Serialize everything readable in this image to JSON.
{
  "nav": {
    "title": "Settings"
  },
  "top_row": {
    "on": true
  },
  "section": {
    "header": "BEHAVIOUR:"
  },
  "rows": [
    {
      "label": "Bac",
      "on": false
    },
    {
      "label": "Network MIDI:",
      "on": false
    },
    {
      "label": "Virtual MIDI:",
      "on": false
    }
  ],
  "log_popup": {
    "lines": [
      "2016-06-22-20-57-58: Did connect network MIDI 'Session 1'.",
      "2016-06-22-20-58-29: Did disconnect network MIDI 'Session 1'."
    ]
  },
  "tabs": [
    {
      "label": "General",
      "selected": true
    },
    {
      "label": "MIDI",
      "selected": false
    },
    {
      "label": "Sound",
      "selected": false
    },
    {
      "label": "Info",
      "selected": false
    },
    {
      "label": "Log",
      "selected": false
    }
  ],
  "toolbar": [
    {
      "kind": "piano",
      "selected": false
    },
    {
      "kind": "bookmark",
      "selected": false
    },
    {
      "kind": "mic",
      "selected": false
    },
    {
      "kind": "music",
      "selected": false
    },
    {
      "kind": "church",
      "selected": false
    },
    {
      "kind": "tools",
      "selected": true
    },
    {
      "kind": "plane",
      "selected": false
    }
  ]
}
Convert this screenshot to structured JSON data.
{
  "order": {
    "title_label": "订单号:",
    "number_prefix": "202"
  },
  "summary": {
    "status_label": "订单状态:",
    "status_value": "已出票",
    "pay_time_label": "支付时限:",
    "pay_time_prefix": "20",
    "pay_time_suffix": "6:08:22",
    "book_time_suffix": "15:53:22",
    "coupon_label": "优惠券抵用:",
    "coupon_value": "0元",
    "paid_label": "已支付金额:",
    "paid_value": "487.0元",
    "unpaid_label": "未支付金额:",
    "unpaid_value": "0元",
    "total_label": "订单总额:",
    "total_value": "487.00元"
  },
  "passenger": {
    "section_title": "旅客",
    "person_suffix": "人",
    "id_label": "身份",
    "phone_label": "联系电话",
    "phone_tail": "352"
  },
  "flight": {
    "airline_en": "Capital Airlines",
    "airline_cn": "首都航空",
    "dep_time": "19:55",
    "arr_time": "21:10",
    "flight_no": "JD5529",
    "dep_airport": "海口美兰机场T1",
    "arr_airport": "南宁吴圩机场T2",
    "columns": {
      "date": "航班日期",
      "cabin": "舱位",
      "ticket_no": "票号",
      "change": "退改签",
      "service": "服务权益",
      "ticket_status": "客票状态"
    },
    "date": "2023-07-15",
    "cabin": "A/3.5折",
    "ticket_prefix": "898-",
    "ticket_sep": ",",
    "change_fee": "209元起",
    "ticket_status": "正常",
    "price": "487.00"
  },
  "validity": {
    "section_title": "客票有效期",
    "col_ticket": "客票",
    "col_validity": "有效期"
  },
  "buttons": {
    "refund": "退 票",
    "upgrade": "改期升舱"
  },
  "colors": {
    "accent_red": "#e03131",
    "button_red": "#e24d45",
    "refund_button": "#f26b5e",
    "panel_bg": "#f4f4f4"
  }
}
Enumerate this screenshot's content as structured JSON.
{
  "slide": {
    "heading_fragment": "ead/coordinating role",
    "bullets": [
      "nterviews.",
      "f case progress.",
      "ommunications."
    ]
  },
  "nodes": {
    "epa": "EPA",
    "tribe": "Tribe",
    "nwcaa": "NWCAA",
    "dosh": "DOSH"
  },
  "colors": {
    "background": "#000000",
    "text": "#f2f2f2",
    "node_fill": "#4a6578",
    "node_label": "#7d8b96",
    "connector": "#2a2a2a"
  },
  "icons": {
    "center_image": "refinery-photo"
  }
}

_ _ _

* **Exercise task**: Type out the material again exactly as presented.

* **Response for this exercise**:
Serialize everything readable in this image to JSON.
{
  "nav": {
    "title": "Settings"
  },
  "top_row": {
    "on": true
  },
  "section": {
    "header": "BEHAVIOUR:"
  },
  "rows": [
    {
      "label": "Bac",
      "on": false
    },
    {
      "label": "Network MIDI:",
      "on": false
    },
    {
      "label": "Virtual MIDI:",
      "on": false
    }
  ],
  "log_popup": {
    "lines": [
      "2016-06-22-20-57-58: Did connect network MIDI 'Session 1'.",
      "2016-06-22-20-58-29: Did disconnect network MIDI 'Session 1'."
    ]
  },
  "tabs": [
    {
      "label": "General",
      "selected": true
    },
    {
      "label": "MIDI",
      "selected": false
    },
    {
      "label": "Sound",
      "selected": false
    },
    {
      "label": "Info",
      "selected": false
    },
    {
      "label": "Log",
      "selected": false
    }
  ],
  "toolbar": [
    {
      "kind": "piano",
      "selected": false
    },
    {
      "kind": "bookmark",
      "selected": false
    },
    {
      "kind": "mic",
      "selected": false
    },
    {
      "kind": "music",
      "selected": false
    },
    {
      "kind": "church",
      "selected": false
    },
    {
      "kind": "tools",
      "selected": true
    },
    {
      "kind": "plane",
      "selected": false
    }
  ]
}
Convert this screenshot to structured JSON data.
{
  "order": {
    "title_label": "订单号:",
    "number_prefix": "202"
  },
  "summary": {
    "status_label": "订单状态:",
    "status_value": "已出票",
    "pay_time_label": "支付时限:",
    "pay_time_prefix": "20",
    "pay_time_suffix": "6:08:22",
    "book_time_suffix": "15:53:22",
    "coupon_label": "优惠券抵用:",
    "coupon_value": "0元",
    "paid_label": "已支付金额:",
    "paid_value": "487.0元",
    "unpaid_label": "未支付金额:",
    "unpaid_value": "0元",
    "total_label": "订单总额:",
    "total_value": "487.00元"
  },
  "passenger": {
    "section_title": "旅客",
    "person_suffix": "人",
    "id_label": "身份",
    "phone_label": "联系电话",
    "phone_tail": "352"
  },
  "flight": {
    "airline_en": "Capital Airlines",
    "airline_cn": "首都航空",
    "dep_time": "19:55",
    "arr_time": "21:10",
    "flight_no": "JD5529",
    "dep_airport": "海口美兰机场T1",
    "arr_airport": "南宁吴圩机场T2",
    "columns": {
      "date": "航班日期",
      "cabin": "舱位",
      "ticket_no": "票号",
      "change": "退改签",
      "service": "服务权益",
      "ticket_status": "客票状态"
    },
    "date": "2023-07-15",
    "cabin": "A/3.5折",
    "ticket_prefix": "898-",
    "ticket_sep": ",",
    "change_fee": "209元起",
    "ticket_status": "正常",
    "price": "487.00"
  },
  "validity": {
    "section_title": "客票有效期",
    "col_ticket": "客票",
    "col_validity": "有效期"
  },
  "buttons": {
    "refund": "退 票",
    "upgrade": "改期升舱"
  },
  "colors": {
    "accent_red": "#e03131",
    "button_red": "#e24d45",
    "refund_button": "#f26b5e",
    "panel_bg": "#f4f4f4"
  }
}
Enumerate this screenshot's content as structured JSON.
{
  "slide": {
    "heading_fragment": "ead/coordinating role",
    "bullets": [
      "nterviews.",
      "f case progress.",
      "ommunications."
    ]
  },
  "nodes": {
    "epa": "EPA",
    "tribe": "Tribe",
    "nwcaa": "NWCAA",
    "dosh": "DOSH"
  },
  "colors": {
    "background": "#000000",
    "text": "#f2f2f2",
    "node_fill": "#4a6578",
    "node_label": "#7d8b96",
    "connector": "#2a2a2a"
  },
  "icons": {
    "center_image": "refinery-photo"
  }
}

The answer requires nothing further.